Task directions: Pictures don't belong in the copy; print all the records exactly.

Entries with figure data:
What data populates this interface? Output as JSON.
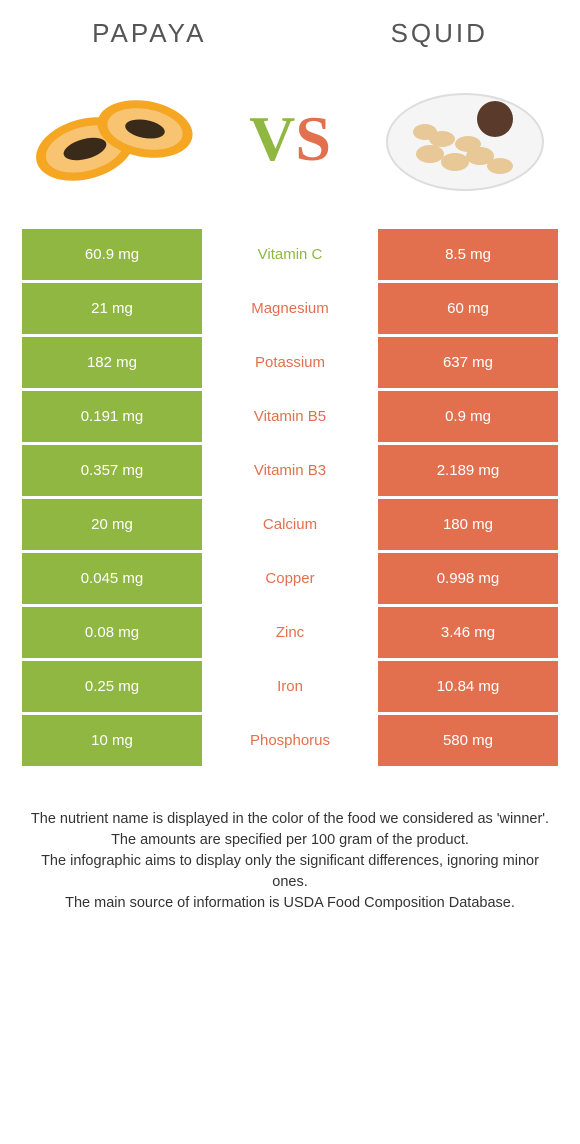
{
  "header": {
    "left_title": "Papaya",
    "right_title": "Squid",
    "vs_v": "V",
    "vs_s": "S"
  },
  "colors": {
    "left": "#8fb742",
    "right": "#e2704f",
    "left_text": "#8fb742",
    "right_text": "#e2704f"
  },
  "rows": [
    {
      "nutrient": "Vitamin C",
      "left": "60.9 mg",
      "right": "8.5 mg",
      "winner": "left"
    },
    {
      "nutrient": "Magnesium",
      "left": "21 mg",
      "right": "60 mg",
      "winner": "right"
    },
    {
      "nutrient": "Potassium",
      "left": "182 mg",
      "right": "637 mg",
      "winner": "right"
    },
    {
      "nutrient": "Vitamin B5",
      "left": "0.191 mg",
      "right": "0.9 mg",
      "winner": "right"
    },
    {
      "nutrient": "Vitamin B3",
      "left": "0.357 mg",
      "right": "2.189 mg",
      "winner": "right"
    },
    {
      "nutrient": "Calcium",
      "left": "20 mg",
      "right": "180 mg",
      "winner": "right"
    },
    {
      "nutrient": "Copper",
      "left": "0.045 mg",
      "right": "0.998 mg",
      "winner": "right"
    },
    {
      "nutrient": "Zinc",
      "left": "0.08 mg",
      "right": "3.46 mg",
      "winner": "right"
    },
    {
      "nutrient": "Iron",
      "left": "0.25 mg",
      "right": "10.84 mg",
      "winner": "right"
    },
    {
      "nutrient": "Phosphorus",
      "left": "10 mg",
      "right": "580 mg",
      "winner": "right"
    }
  ],
  "footer": {
    "line1": "The nutrient name is displayed in the color of the food we considered as 'winner'.",
    "line2": "The amounts are specified per 100 gram of the product.",
    "line3": "The infographic aims to display only the significant differences, ignoring minor ones.",
    "line4": "The main source of information is USDA Food Composition Database."
  }
}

Reply to the exercise:
What data populates this interface? Output as JSON.
{
  "header": {
    "left_title": "Papaya",
    "right_title": "Squid",
    "vs_v": "V",
    "vs_s": "S"
  },
  "colors": {
    "left": "#8fb742",
    "right": "#e2704f",
    "left_text": "#8fb742",
    "right_text": "#e2704f"
  },
  "rows": [
    {
      "nutrient": "Vitamin C",
      "left": "60.9 mg",
      "right": "8.5 mg",
      "winner": "left"
    },
    {
      "nutrient": "Magnesium",
      "left": "21 mg",
      "right": "60 mg",
      "winner": "right"
    },
    {
      "nutrient": "Potassium",
      "left": "182 mg",
      "right": "637 mg",
      "winner": "right"
    },
    {
      "nutrient": "Vitamin B5",
      "left": "0.191 mg",
      "right": "0.9 mg",
      "winner": "right"
    },
    {
      "nutrient": "Vitamin B3",
      "left": "0.357 mg",
      "right": "2.189 mg",
      "winner": "right"
    },
    {
      "nutrient": "Calcium",
      "left": "20 mg",
      "right": "180 mg",
      "winner": "right"
    },
    {
      "nutrient": "Copper",
      "left": "0.045 mg",
      "right": "0.998 mg",
      "winner": "right"
    },
    {
      "nutrient": "Zinc",
      "left": "0.08 mg",
      "right": "3.46 mg",
      "winner": "right"
    },
    {
      "nutrient": "Iron",
      "left": "0.25 mg",
      "right": "10.84 mg",
      "winner": "right"
    },
    {
      "nutrient": "Phosphorus",
      "left": "10 mg",
      "right": "580 mg",
      "winner": "right"
    }
  ],
  "footer": {
    "line1": "The nutrient name is displayed in the color of the food we considered as 'winner'.",
    "line2": "The amounts are specified per 100 gram of the product.",
    "line3": "The infographic aims to display only the significant differences, ignoring minor ones.",
    "line4": "The main source of information is USDA Food Composition Database."
  }
}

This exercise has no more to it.